Deputy Prosecutor of the International Criminal Court
- Incumbent
- Assumed office 7 March 2022 Serving with Nazhat Shameem Khan
- Nominated by: Karim Ahmad Khan
- Preceded by: James Stewart

Judge of the International Criminal Tribunal for the former Yugoslavia
- In office 30 October 2013 – 31 March 2016

Judge of the International Criminal Tribunal for Rwanda
- In office 30 October 2013 – 31 December 2015

Personal details
- Born: 20 September 1960 (age 65) Senegal
- Education: École nationale d'Administration et de Magistrature [fr] (Dakar)

= Mame Mandiaye Niang =

Senegalese lawyer and prosecutor (born 1960)

Mame Mandiaye Niang (born 20 September 1960) is a Senegalese lawyer and prosecutor who has been serving as Deputy Prosecutor of the International Criminal Court (ICC) since 2022. He has held several senior positions in the Senegalese judiciary, including in the Ministry of Justice, the Supreme Court of Senegal, and the Regional Court of Dakar, as well as judicial and prosecutorial roles within the United Nations, notably at the International Criminal Tribunal for Rwanda (ICTR) and the International Criminal Tribunal for the former Yugoslavia (ICTY). In 2021, he was elected Deputy Prosecutor of the ICC.

**PROBLEMS TO WORK ON**
A – Copy word for word the part of the Mame Mandiaye Niang profile between "Personal details" and "prosecutor (born 1960)", inclusive.
B – Resume the Mame Mandiaye Niang profile, picking up right after its last sentence.
The items below have nothing to do with the Mame Mandiaye Niang profile.

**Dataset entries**
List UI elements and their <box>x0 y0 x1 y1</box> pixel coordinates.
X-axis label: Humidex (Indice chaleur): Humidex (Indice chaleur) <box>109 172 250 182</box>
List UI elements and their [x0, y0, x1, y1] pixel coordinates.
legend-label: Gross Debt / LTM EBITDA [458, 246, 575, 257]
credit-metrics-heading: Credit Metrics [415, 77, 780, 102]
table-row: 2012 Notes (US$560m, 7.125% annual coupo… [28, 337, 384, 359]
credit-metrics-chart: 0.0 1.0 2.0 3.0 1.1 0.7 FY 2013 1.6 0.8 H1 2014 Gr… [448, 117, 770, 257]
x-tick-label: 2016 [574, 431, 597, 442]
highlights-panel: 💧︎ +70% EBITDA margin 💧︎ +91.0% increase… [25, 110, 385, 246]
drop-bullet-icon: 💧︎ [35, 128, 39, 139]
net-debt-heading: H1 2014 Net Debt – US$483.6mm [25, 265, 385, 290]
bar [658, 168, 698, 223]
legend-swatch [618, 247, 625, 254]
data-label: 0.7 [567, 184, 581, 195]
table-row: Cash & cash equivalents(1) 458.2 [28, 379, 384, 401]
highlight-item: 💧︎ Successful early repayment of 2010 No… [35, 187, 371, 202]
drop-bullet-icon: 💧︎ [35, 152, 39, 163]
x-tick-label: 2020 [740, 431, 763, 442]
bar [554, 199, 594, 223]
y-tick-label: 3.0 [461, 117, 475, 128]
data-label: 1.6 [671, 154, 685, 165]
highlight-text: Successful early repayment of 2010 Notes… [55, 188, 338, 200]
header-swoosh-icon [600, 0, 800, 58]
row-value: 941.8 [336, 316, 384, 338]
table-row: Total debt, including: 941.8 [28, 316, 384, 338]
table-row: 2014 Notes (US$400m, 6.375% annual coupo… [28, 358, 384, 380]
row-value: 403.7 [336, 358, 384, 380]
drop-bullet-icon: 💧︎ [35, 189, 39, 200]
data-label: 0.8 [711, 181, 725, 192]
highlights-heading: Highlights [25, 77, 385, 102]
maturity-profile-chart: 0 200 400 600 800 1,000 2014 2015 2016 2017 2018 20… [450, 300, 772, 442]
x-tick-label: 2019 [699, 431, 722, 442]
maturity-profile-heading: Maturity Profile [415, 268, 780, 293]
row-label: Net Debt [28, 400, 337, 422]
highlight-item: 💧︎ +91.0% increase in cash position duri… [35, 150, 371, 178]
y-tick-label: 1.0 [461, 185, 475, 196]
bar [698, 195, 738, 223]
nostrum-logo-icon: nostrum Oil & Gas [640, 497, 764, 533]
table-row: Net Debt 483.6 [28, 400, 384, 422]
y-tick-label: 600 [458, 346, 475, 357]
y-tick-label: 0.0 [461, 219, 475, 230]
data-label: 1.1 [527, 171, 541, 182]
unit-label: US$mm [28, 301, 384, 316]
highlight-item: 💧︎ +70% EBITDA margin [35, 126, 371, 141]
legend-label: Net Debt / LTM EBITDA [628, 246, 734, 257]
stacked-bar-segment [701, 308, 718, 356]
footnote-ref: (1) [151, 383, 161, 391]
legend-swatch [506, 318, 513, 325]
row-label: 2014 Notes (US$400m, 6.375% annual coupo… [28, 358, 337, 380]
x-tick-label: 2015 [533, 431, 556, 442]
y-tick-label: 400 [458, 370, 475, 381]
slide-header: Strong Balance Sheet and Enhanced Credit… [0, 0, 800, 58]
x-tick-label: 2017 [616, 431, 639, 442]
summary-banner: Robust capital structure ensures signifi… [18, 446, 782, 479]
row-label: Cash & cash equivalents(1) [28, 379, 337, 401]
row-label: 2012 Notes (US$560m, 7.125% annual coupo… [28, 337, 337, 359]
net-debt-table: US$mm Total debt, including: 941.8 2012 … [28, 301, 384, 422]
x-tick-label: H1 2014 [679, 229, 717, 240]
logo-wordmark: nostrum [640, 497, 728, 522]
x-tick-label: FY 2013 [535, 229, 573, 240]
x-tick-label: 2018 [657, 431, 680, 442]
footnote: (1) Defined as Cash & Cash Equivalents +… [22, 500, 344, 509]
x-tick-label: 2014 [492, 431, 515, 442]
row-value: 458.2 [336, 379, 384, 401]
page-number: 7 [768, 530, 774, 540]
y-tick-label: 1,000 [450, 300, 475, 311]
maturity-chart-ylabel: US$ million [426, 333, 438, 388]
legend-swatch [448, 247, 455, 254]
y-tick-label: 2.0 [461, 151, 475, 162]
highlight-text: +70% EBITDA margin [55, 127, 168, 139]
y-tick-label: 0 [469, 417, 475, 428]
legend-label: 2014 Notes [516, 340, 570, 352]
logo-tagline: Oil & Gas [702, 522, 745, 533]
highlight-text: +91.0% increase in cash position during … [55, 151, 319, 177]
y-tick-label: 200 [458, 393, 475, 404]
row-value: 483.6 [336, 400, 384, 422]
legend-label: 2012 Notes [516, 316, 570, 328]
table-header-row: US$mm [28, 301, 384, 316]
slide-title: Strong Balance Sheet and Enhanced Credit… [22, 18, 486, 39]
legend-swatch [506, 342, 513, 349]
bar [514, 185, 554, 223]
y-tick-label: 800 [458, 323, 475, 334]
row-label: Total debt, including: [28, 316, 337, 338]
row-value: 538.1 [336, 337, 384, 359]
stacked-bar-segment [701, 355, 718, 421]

**RESPONSES TO THE TASKS**
A –
Personal details
- Born: 20 September 1960 (age 65) Senegal
- Education: École nationale d'Administration et de Magistrature [fr] (Dakar)

= Mame Mandiaye Niang =

Senegalese lawyer and prosecutor (born 1960)

B –
==Biography==
Niang graduated from the École nationale d'Administration et de Magistrature in Dakar, Senegal. He has held senior positions in the national judiciary, including as Public Prosecutor at the Court of Appeal of Saint-Louis, Director of Criminal Affairs and Pardons at the Ministry of Justice, and Auditor of the Supreme Court of Senegal. He has also served as magistrate and prosecutor at the Regional Court of Dakar.

=== International Career ===

==== Judgeship at the ICTR and the ICTY ====
Niang served at the ICTR from 1997 to 2011, including Legal Officer, Senior Legal Officer and Chief of Staff of the Registrar. He later served as Regional Representative of the United Nations Office on Drugs and Crime (UNODC) in Southern Africa from 2011 to 2013. In 2013, he was appointed as Judge of the Appeals Chamber of the ICTR and the ICTY.

==== Deputy Prosecutor Tenure at the ICC ====
On 10 December 2021, Niang was elected Deputy Prosecutor of the International Criminal Court during the twentieth session of the Assembly of States Parties to the Rome Statute, and was sworn in on 7 March 2022. In 2025, during the investigation into the conduct of Chief Prosecutor Karim Ahmad Khan, Niang assumed the role of acting Chief Prosecutor and continued to carry out prosecutorial functions alongside fellow Deputy Prosecutor Nazhat Shameem Khan.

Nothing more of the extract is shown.